**INSTRUCTIONS FOR THE TASK**. Below are the records; copy every line in them that holds the string "resulted".

Recorded data
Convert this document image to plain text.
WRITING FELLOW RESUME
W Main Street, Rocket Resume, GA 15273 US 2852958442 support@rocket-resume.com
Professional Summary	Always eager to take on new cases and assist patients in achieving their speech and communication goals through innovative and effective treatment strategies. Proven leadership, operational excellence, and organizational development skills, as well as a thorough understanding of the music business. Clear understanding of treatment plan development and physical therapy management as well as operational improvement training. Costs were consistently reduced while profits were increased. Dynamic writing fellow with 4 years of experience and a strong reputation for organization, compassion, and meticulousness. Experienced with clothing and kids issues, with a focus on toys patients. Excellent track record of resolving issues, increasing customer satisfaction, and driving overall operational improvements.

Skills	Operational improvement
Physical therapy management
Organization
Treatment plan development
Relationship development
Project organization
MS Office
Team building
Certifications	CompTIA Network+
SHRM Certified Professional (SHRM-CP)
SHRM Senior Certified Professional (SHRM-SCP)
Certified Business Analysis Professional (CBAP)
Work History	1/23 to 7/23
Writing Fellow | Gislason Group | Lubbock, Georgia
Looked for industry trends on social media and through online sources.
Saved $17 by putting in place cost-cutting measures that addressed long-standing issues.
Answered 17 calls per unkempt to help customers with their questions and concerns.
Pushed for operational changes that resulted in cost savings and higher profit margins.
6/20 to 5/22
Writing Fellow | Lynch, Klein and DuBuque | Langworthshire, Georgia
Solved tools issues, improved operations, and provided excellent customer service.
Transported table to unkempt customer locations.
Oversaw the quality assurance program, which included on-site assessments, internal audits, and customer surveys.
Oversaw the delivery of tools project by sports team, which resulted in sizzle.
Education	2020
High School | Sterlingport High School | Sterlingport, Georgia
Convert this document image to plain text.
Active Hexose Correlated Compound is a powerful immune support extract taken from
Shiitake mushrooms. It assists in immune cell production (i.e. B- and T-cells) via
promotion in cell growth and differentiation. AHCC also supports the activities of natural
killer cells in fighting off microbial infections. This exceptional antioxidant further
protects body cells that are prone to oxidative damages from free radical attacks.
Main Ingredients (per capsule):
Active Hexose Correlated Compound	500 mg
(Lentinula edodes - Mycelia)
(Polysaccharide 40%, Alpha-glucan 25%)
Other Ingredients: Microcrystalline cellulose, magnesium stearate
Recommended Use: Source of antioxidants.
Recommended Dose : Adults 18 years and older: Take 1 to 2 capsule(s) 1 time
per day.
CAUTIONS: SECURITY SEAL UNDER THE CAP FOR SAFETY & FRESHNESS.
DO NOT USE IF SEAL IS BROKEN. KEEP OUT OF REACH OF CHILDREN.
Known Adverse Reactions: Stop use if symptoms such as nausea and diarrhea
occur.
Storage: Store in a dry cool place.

**ANSWER AREA**.
Pushed for operational changes that resulted in cost savings and higher profit margins.
Oversaw the delivery of tools project by sports team, which resulted in sizzle.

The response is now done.